Task brief: Using the records below, locate all lines containing "diseño" and return them.

Task inputs:
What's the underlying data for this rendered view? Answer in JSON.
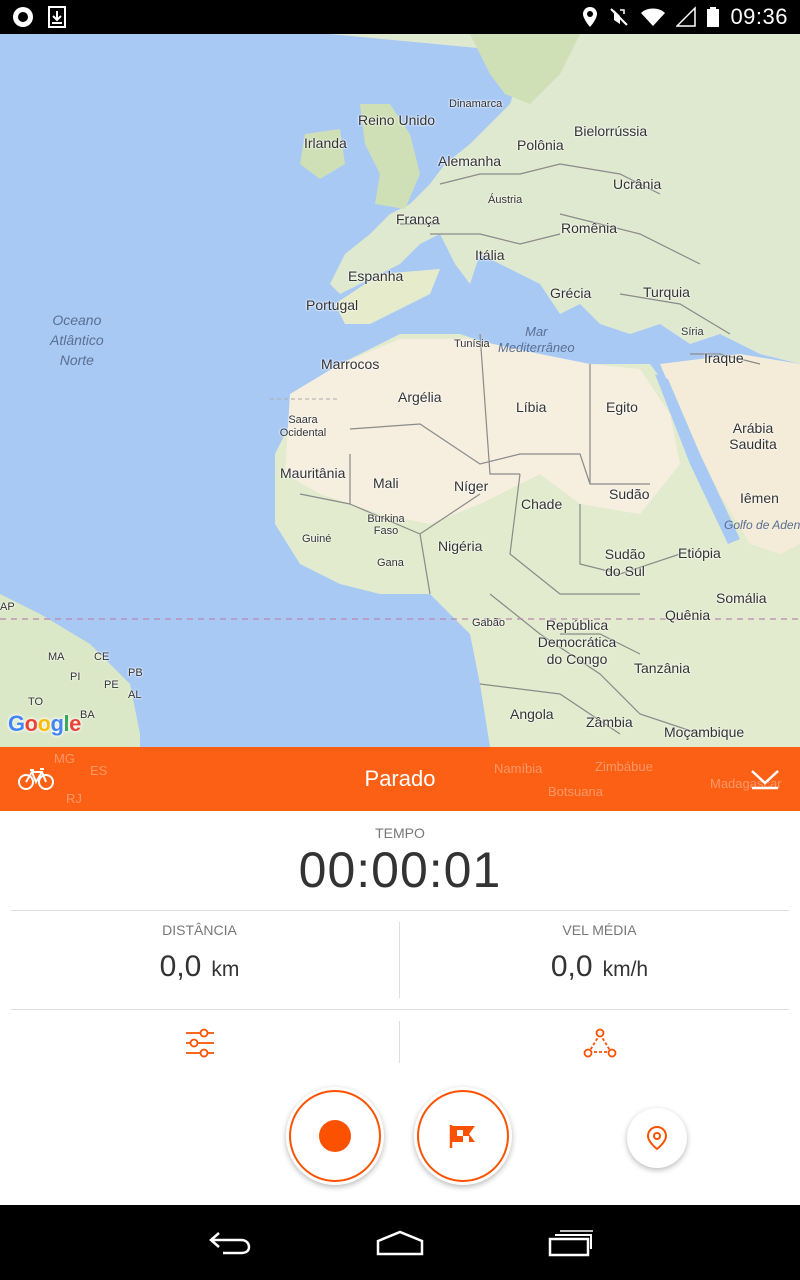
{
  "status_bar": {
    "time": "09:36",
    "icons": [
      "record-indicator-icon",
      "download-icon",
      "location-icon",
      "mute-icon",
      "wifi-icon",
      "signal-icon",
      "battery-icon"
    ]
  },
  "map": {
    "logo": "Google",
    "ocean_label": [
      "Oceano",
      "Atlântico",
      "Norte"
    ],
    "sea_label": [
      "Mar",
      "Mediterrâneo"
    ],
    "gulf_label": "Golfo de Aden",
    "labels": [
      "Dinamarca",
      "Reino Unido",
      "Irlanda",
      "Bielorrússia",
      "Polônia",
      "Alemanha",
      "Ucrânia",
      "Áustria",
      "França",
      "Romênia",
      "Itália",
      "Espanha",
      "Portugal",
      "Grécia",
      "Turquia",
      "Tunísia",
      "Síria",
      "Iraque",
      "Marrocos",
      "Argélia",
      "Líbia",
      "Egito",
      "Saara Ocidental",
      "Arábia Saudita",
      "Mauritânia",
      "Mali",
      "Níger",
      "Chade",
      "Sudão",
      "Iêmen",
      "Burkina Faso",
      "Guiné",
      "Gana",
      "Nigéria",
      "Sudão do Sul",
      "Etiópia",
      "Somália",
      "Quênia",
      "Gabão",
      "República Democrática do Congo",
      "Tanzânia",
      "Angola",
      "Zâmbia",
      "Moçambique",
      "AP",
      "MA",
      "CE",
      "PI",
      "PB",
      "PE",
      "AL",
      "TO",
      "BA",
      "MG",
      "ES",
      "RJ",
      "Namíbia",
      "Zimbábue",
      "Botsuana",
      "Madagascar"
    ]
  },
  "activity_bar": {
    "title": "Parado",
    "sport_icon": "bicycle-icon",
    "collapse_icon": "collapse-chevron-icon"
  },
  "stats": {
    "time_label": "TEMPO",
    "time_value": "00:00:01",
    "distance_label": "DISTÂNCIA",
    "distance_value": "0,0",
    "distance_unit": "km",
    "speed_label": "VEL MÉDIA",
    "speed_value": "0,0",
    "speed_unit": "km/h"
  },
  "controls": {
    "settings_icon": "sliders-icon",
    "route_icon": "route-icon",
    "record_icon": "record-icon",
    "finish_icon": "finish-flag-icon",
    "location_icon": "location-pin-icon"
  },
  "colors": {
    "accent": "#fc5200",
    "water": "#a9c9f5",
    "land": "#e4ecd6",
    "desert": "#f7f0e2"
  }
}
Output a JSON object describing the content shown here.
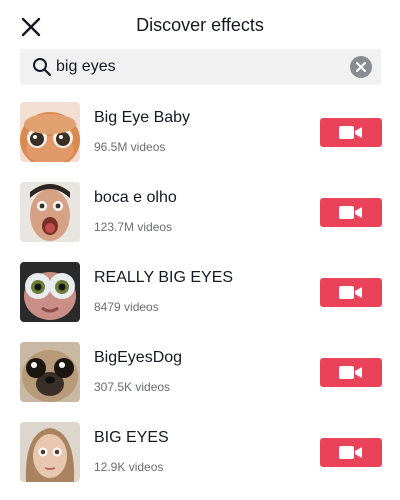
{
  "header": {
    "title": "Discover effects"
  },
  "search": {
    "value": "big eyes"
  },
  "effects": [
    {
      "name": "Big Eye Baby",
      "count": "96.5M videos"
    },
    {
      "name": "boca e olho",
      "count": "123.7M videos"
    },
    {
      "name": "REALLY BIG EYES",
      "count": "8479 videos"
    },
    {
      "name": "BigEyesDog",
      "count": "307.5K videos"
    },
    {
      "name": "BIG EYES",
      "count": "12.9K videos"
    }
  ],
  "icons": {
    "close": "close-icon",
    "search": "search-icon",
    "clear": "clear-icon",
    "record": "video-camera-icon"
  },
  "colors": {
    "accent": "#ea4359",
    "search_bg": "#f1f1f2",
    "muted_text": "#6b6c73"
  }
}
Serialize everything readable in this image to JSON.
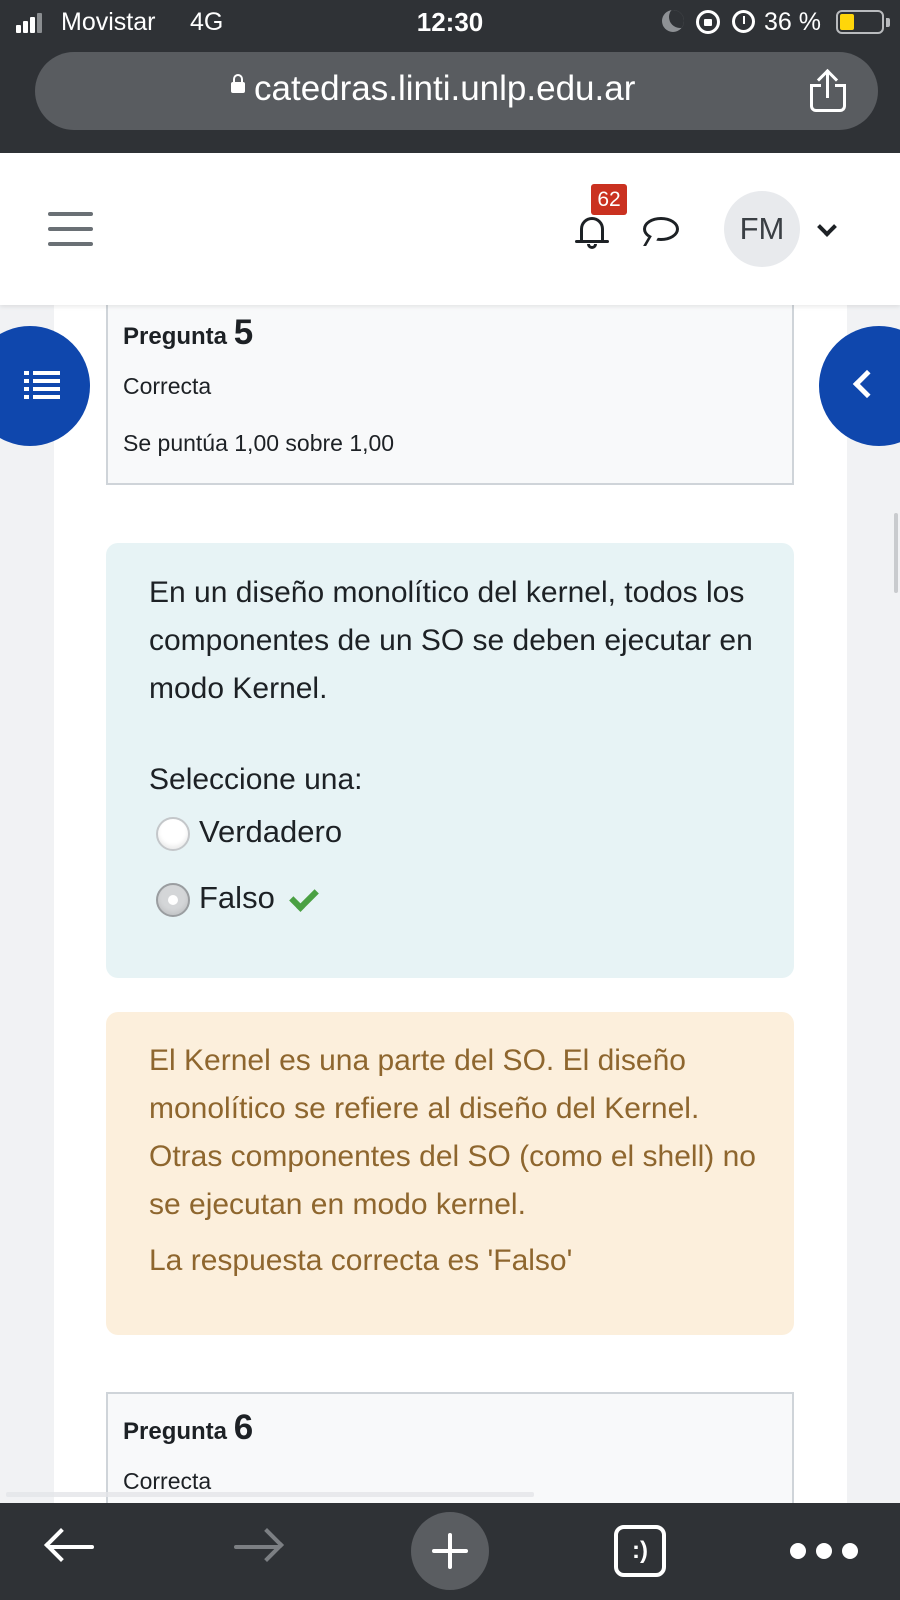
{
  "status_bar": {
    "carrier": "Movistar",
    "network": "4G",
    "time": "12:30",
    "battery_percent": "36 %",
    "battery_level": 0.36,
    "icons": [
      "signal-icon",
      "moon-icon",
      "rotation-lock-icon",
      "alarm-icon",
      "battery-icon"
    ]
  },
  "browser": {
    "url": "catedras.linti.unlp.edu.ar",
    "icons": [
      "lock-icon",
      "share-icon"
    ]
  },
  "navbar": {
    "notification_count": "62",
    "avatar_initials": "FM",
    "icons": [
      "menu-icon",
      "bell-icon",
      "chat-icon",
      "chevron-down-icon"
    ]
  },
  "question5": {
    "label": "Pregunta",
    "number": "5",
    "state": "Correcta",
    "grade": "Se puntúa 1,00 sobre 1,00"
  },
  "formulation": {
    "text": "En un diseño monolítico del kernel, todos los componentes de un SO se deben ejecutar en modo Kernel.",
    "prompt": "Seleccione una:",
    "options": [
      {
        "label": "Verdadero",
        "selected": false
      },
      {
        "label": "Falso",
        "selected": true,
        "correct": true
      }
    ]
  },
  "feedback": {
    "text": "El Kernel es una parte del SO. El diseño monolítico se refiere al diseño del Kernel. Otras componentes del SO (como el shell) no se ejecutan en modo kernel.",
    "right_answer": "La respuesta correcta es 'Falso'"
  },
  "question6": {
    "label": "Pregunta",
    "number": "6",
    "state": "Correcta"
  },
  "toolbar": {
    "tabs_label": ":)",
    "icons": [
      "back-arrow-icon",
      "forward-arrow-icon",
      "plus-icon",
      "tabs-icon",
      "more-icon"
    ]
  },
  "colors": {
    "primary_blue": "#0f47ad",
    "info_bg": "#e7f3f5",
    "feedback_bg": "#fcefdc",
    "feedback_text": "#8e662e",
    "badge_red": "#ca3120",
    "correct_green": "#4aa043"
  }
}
* * *
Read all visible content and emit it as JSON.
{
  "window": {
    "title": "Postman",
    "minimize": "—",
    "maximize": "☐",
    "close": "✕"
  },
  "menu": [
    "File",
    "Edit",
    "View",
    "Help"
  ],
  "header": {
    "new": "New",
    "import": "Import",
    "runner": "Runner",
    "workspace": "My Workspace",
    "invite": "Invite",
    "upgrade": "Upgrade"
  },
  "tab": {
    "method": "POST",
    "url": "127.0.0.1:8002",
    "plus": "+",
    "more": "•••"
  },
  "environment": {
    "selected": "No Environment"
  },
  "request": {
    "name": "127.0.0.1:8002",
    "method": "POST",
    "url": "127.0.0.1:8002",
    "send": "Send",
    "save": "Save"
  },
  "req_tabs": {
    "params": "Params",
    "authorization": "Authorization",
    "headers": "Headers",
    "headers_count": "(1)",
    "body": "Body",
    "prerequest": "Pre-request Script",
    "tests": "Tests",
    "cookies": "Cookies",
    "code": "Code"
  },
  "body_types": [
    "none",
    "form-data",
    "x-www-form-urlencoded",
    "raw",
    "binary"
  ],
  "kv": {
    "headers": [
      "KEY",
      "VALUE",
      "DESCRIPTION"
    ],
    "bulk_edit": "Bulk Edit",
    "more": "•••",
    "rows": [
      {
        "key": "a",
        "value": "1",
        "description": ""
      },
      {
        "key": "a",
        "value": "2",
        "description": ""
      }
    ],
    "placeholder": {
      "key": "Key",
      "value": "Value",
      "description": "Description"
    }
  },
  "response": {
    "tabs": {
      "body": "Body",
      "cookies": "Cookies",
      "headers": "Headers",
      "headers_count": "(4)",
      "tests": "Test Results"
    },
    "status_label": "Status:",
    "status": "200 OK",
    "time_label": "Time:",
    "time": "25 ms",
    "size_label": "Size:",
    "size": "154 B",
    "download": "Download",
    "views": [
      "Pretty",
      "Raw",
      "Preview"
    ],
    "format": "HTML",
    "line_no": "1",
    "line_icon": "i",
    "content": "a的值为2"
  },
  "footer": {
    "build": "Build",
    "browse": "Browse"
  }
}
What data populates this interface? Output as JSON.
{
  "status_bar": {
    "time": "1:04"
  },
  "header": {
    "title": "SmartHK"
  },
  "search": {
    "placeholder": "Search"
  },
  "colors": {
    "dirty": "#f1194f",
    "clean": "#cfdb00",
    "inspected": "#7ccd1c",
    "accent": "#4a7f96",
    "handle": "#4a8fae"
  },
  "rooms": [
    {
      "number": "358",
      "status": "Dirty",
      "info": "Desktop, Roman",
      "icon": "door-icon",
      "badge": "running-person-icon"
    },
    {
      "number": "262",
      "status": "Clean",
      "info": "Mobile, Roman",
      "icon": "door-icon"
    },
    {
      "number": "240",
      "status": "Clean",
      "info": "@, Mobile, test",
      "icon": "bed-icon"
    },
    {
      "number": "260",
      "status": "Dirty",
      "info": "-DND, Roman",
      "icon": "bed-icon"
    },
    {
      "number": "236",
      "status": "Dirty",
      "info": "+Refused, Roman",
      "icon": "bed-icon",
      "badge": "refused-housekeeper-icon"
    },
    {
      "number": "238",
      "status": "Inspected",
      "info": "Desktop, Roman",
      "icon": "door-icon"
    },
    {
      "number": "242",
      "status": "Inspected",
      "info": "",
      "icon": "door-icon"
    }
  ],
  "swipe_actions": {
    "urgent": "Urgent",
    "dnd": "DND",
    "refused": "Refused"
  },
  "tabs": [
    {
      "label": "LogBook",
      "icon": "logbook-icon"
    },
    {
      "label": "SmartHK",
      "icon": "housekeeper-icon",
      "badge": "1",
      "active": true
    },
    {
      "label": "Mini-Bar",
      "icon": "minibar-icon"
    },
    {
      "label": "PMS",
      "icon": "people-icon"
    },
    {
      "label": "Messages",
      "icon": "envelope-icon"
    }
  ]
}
==
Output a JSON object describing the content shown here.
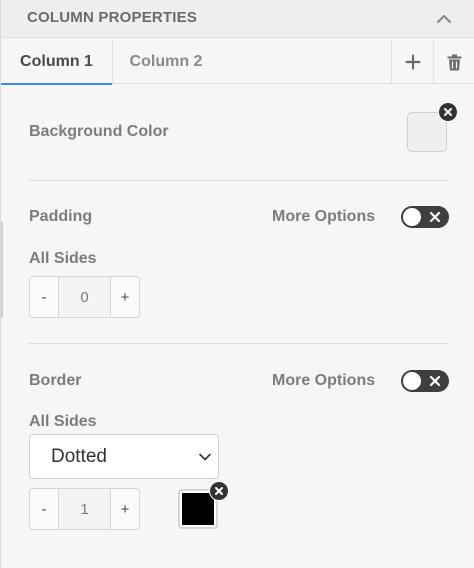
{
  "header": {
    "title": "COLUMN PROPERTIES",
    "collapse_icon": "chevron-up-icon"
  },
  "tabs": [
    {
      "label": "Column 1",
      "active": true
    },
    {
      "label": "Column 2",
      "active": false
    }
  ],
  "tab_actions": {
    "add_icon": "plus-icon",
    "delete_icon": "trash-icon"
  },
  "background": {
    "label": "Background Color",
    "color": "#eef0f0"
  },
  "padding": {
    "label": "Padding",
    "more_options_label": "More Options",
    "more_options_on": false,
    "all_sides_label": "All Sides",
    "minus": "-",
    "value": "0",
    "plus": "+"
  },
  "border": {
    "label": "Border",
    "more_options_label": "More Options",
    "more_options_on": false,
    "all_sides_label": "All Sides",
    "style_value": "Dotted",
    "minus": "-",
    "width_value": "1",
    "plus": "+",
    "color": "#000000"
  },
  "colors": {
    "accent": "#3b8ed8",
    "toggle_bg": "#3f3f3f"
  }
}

Written answer:
    "text": "En un diseño monolítico del kernel, todos los componentes de un SO se deben ejecutar en modo Kernel.",
    "text": "El Kernel es una parte del SO. El diseño monolítico se refiere al diseño del Kernel. Otras componentes del SO (como el shell) no se ejecutan en modo kernel.",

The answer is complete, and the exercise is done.